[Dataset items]
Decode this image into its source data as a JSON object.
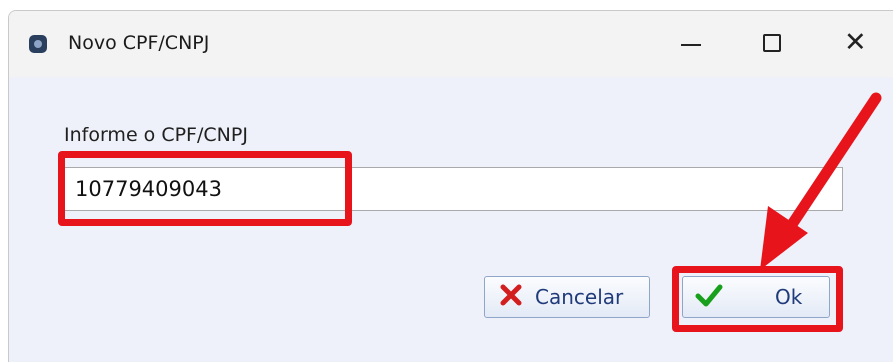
{
  "window": {
    "title": "Novo CPF/CNPJ",
    "icons": [
      "app-icon",
      "minimize-icon",
      "maximize-icon",
      "close-icon"
    ]
  },
  "form": {
    "label": "Informe o CPF/CNPJ",
    "value": "10779409043"
  },
  "buttons": {
    "cancel_label": "Cancelar",
    "ok_label": "Ok",
    "cancel_icon": "red-x-icon",
    "ok_icon": "green-check-icon"
  },
  "annotation": {
    "color": "#e8141c"
  }
}
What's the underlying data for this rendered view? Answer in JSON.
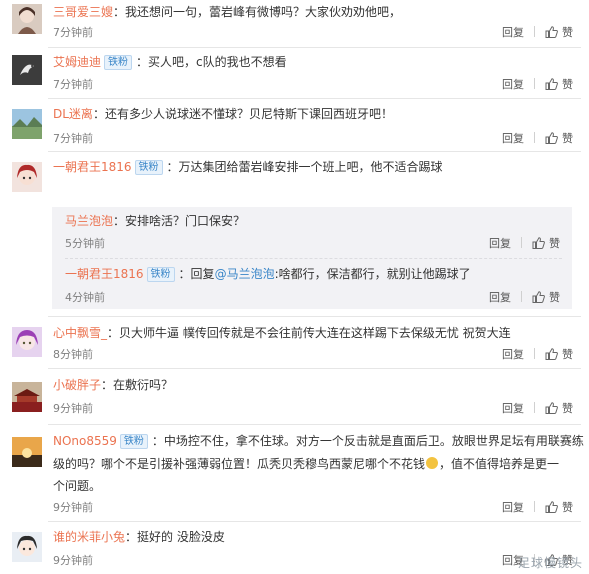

**Task objective**: Give the material again exactly as it is, but keep the pictures out.

**Task answer**:
Decode this image into its source data as a JSON object.
{
  "window": {
    "title": "Novo CPF/CNPJ",
    "icons": [
      "app-icon",
      "minimize-icon",
      "maximize-icon",
      "close-icon"
    ]
  },
  "form": {
    "label": "Informe o CPF/CNPJ",
    "value": "10779409043"
  },
  "buttons": {
    "cancel_label": "Cancelar",
    "ok_label": "Ok",
    "cancel_icon": "red-x-icon",
    "ok_icon": "green-check-icon"
  },
  "annotation": {
    "color": "#e8141c"
  }
}
What's the underlying data for this rendered view? Answer in JSON.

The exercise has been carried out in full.